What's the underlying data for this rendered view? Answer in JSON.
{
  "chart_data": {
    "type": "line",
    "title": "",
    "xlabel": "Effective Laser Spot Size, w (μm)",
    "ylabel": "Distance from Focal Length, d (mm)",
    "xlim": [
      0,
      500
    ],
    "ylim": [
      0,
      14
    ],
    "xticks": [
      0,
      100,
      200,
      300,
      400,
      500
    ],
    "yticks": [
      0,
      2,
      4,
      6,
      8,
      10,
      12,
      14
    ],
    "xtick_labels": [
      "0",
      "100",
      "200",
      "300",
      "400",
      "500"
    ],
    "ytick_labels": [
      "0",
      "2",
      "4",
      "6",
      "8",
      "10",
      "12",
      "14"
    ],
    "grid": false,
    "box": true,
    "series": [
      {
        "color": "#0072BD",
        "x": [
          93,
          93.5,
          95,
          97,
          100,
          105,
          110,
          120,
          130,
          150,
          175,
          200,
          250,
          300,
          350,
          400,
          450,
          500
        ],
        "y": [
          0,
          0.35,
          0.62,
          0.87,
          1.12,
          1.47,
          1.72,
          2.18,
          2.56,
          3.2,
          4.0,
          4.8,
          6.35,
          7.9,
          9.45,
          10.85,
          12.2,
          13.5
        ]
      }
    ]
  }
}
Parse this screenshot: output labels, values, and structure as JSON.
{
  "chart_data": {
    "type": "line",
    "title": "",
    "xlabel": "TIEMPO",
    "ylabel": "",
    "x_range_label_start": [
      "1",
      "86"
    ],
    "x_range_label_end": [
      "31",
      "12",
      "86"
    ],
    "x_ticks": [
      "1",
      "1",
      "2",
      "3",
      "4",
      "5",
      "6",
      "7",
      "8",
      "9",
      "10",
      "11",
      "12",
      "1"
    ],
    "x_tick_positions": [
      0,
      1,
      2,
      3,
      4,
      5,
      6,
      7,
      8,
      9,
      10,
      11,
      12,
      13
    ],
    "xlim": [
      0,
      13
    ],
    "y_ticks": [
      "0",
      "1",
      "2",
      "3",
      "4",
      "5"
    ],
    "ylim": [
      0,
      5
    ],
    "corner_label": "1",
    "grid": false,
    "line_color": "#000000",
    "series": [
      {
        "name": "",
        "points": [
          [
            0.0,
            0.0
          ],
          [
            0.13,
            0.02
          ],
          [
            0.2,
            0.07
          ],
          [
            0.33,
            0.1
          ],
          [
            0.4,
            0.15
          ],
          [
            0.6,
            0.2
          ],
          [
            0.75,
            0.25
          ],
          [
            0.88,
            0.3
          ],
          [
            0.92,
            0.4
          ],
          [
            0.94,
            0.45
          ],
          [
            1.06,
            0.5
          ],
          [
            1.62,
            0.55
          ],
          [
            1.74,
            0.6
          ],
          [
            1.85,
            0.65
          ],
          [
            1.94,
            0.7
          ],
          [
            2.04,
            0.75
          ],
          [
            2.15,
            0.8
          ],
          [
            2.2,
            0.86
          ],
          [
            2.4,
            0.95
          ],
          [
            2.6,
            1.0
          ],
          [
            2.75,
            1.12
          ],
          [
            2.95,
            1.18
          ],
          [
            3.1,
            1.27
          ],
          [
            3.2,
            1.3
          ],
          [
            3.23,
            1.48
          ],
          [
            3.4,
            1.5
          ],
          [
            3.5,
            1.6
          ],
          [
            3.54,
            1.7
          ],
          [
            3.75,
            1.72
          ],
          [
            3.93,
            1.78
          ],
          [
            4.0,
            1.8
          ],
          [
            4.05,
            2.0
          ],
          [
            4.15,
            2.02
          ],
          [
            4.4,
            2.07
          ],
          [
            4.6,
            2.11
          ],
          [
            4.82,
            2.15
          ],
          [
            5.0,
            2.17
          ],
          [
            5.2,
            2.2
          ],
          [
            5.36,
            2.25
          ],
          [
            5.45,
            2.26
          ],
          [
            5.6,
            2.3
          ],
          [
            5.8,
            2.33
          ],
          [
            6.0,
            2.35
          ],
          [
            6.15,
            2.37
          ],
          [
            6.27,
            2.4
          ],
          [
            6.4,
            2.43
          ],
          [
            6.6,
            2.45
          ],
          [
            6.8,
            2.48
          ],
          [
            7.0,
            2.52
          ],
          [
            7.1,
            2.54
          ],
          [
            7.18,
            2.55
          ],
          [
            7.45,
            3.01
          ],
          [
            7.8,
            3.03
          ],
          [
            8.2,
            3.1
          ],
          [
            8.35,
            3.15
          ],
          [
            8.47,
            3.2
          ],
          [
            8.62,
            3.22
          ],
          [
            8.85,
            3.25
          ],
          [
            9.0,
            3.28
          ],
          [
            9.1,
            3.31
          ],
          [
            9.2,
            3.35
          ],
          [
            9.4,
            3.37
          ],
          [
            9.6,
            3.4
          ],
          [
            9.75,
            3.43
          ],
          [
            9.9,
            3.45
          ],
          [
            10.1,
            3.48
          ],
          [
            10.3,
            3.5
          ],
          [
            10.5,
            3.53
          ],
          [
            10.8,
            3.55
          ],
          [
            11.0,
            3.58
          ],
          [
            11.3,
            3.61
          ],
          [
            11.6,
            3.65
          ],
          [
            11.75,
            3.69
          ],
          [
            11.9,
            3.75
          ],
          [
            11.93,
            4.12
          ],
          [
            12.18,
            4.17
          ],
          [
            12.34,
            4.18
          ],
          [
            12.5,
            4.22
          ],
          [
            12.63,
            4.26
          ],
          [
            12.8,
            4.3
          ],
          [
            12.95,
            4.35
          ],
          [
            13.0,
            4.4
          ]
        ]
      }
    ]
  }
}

SET TASK ::
Say how many lines have the string "this" in them, offering no words beyond the number.

EXERCISE SOLUTION ::
2